Lines containing the string "water" are to be counted; report the number and nothing more.

▸ **Raw records**
>>
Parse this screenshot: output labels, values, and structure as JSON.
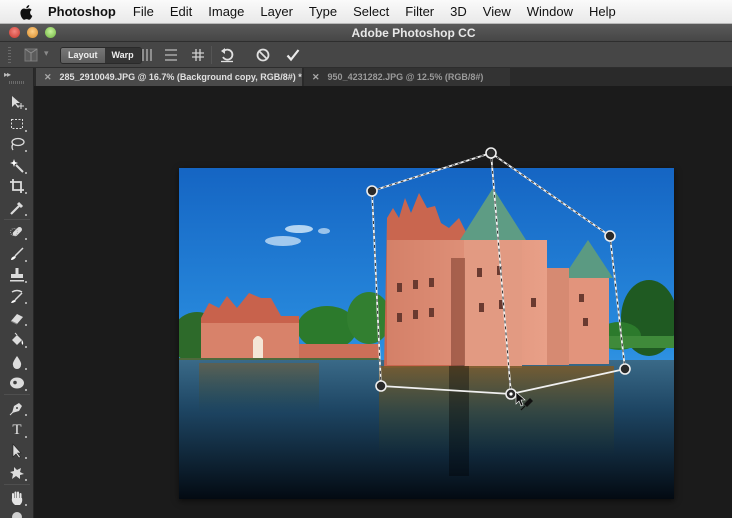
{
  "menubar": {
    "apple_icon": "apple-logo-icon",
    "app_name": "Photoshop",
    "items": [
      "File",
      "Edit",
      "Image",
      "Layer",
      "Type",
      "Select",
      "Filter",
      "3D",
      "View",
      "Window",
      "Help"
    ]
  },
  "window": {
    "title": "Adobe Photoshop CC",
    "controls": [
      "close",
      "minimize",
      "zoom"
    ]
  },
  "options_bar": {
    "preset_icon": "puppet-warp-preset-icon",
    "mode_segment": {
      "options": [
        "Layout",
        "Warp"
      ],
      "selected": "Layout"
    },
    "grid_buttons": [
      "split-vertical-icon",
      "split-horizontal-icon",
      "split-grid-icon"
    ],
    "reset_icon": "reset-undo-icon",
    "cancel_icon": "cancel-icon",
    "commit_icon": "commit-checkmark-icon"
  },
  "tabs": [
    {
      "label": "285_2910049.JPG @ 16.7% (Background copy, RGB/8#) *",
      "active": true
    },
    {
      "label": "950_4231282.JPG @ 12.5% (RGB/8#)",
      "active": false
    }
  ],
  "toolbar": {
    "collapse_label": "▸▸",
    "tools": [
      "move-tool",
      "rectangular-marquee-tool",
      "lasso-tool",
      "magic-wand-tool",
      "crop-tool",
      "eyedropper-tool",
      "spot-healing-brush-tool",
      "brush-tool",
      "clone-stamp-tool",
      "history-brush-tool",
      "eraser-tool",
      "paint-bucket-tool",
      "blur-tool",
      "dodge-tool",
      "pen-tool",
      "type-tool",
      "path-selection-tool",
      "custom-shape-tool",
      "hand-tool",
      "zoom-tool"
    ],
    "type_tool_glyph": "T"
  },
  "canvas": {
    "document": "285_2910049.JPG",
    "subject": "red brick moated castle with green copper-roofed towers, blue sky, reflection in water",
    "warp_mode": "Perspective Warp (Layout)",
    "warp_handle_count": 6
  },
  "colors": {
    "menubar_bg": "#f0f0f0",
    "chrome_bg": "#464646",
    "toolbar_bg": "#3f3f3f",
    "canvas_bg": "#1b1b1b",
    "sky": "#1e7ad0",
    "brick": "#d7806a",
    "roof_green": "#5d9a82",
    "water": "#1b3650"
  }
}
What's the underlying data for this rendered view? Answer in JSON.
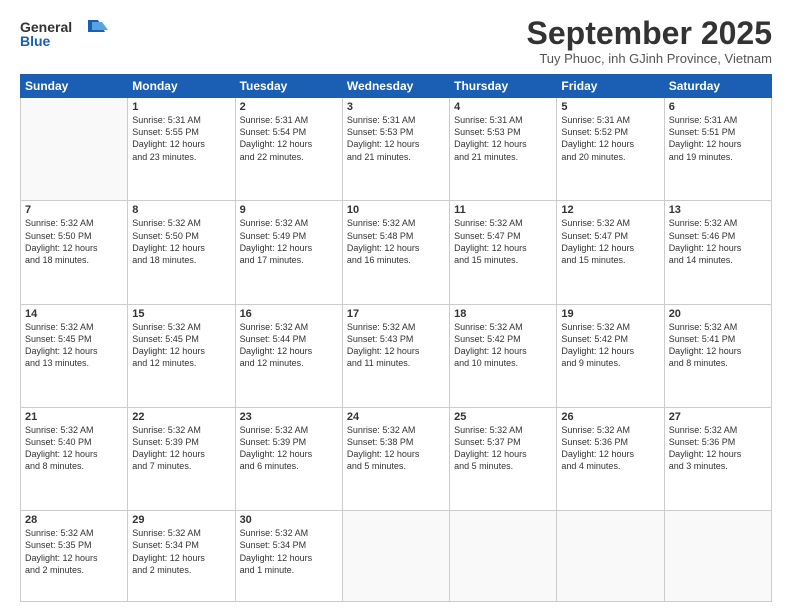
{
  "header": {
    "logo_general": "General",
    "logo_blue": "Blue",
    "month_title": "September 2025",
    "location": "Tuy Phuoc, inh GJinh Province, Vietnam"
  },
  "weekdays": [
    "Sunday",
    "Monday",
    "Tuesday",
    "Wednesday",
    "Thursday",
    "Friday",
    "Saturday"
  ],
  "weeks": [
    [
      {
        "day": "",
        "text": ""
      },
      {
        "day": "1",
        "text": "Sunrise: 5:31 AM\nSunset: 5:55 PM\nDaylight: 12 hours\nand 23 minutes."
      },
      {
        "day": "2",
        "text": "Sunrise: 5:31 AM\nSunset: 5:54 PM\nDaylight: 12 hours\nand 22 minutes."
      },
      {
        "day": "3",
        "text": "Sunrise: 5:31 AM\nSunset: 5:53 PM\nDaylight: 12 hours\nand 21 minutes."
      },
      {
        "day": "4",
        "text": "Sunrise: 5:31 AM\nSunset: 5:53 PM\nDaylight: 12 hours\nand 21 minutes."
      },
      {
        "day": "5",
        "text": "Sunrise: 5:31 AM\nSunset: 5:52 PM\nDaylight: 12 hours\nand 20 minutes."
      },
      {
        "day": "6",
        "text": "Sunrise: 5:31 AM\nSunset: 5:51 PM\nDaylight: 12 hours\nand 19 minutes."
      }
    ],
    [
      {
        "day": "7",
        "text": "Sunrise: 5:32 AM\nSunset: 5:50 PM\nDaylight: 12 hours\nand 18 minutes."
      },
      {
        "day": "8",
        "text": "Sunrise: 5:32 AM\nSunset: 5:50 PM\nDaylight: 12 hours\nand 18 minutes."
      },
      {
        "day": "9",
        "text": "Sunrise: 5:32 AM\nSunset: 5:49 PM\nDaylight: 12 hours\nand 17 minutes."
      },
      {
        "day": "10",
        "text": "Sunrise: 5:32 AM\nSunset: 5:48 PM\nDaylight: 12 hours\nand 16 minutes."
      },
      {
        "day": "11",
        "text": "Sunrise: 5:32 AM\nSunset: 5:47 PM\nDaylight: 12 hours\nand 15 minutes."
      },
      {
        "day": "12",
        "text": "Sunrise: 5:32 AM\nSunset: 5:47 PM\nDaylight: 12 hours\nand 15 minutes."
      },
      {
        "day": "13",
        "text": "Sunrise: 5:32 AM\nSunset: 5:46 PM\nDaylight: 12 hours\nand 14 minutes."
      }
    ],
    [
      {
        "day": "14",
        "text": "Sunrise: 5:32 AM\nSunset: 5:45 PM\nDaylight: 12 hours\nand 13 minutes."
      },
      {
        "day": "15",
        "text": "Sunrise: 5:32 AM\nSunset: 5:45 PM\nDaylight: 12 hours\nand 12 minutes."
      },
      {
        "day": "16",
        "text": "Sunrise: 5:32 AM\nSunset: 5:44 PM\nDaylight: 12 hours\nand 12 minutes."
      },
      {
        "day": "17",
        "text": "Sunrise: 5:32 AM\nSunset: 5:43 PM\nDaylight: 12 hours\nand 11 minutes."
      },
      {
        "day": "18",
        "text": "Sunrise: 5:32 AM\nSunset: 5:42 PM\nDaylight: 12 hours\nand 10 minutes."
      },
      {
        "day": "19",
        "text": "Sunrise: 5:32 AM\nSunset: 5:42 PM\nDaylight: 12 hours\nand 9 minutes."
      },
      {
        "day": "20",
        "text": "Sunrise: 5:32 AM\nSunset: 5:41 PM\nDaylight: 12 hours\nand 8 minutes."
      }
    ],
    [
      {
        "day": "21",
        "text": "Sunrise: 5:32 AM\nSunset: 5:40 PM\nDaylight: 12 hours\nand 8 minutes."
      },
      {
        "day": "22",
        "text": "Sunrise: 5:32 AM\nSunset: 5:39 PM\nDaylight: 12 hours\nand 7 minutes."
      },
      {
        "day": "23",
        "text": "Sunrise: 5:32 AM\nSunset: 5:39 PM\nDaylight: 12 hours\nand 6 minutes."
      },
      {
        "day": "24",
        "text": "Sunrise: 5:32 AM\nSunset: 5:38 PM\nDaylight: 12 hours\nand 5 minutes."
      },
      {
        "day": "25",
        "text": "Sunrise: 5:32 AM\nSunset: 5:37 PM\nDaylight: 12 hours\nand 5 minutes."
      },
      {
        "day": "26",
        "text": "Sunrise: 5:32 AM\nSunset: 5:36 PM\nDaylight: 12 hours\nand 4 minutes."
      },
      {
        "day": "27",
        "text": "Sunrise: 5:32 AM\nSunset: 5:36 PM\nDaylight: 12 hours\nand 3 minutes."
      }
    ],
    [
      {
        "day": "28",
        "text": "Sunrise: 5:32 AM\nSunset: 5:35 PM\nDaylight: 12 hours\nand 2 minutes."
      },
      {
        "day": "29",
        "text": "Sunrise: 5:32 AM\nSunset: 5:34 PM\nDaylight: 12 hours\nand 2 minutes."
      },
      {
        "day": "30",
        "text": "Sunrise: 5:32 AM\nSunset: 5:34 PM\nDaylight: 12 hours\nand 1 minute."
      },
      {
        "day": "",
        "text": ""
      },
      {
        "day": "",
        "text": ""
      },
      {
        "day": "",
        "text": ""
      },
      {
        "day": "",
        "text": ""
      }
    ]
  ]
}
<<
▸ **Worked solution**
2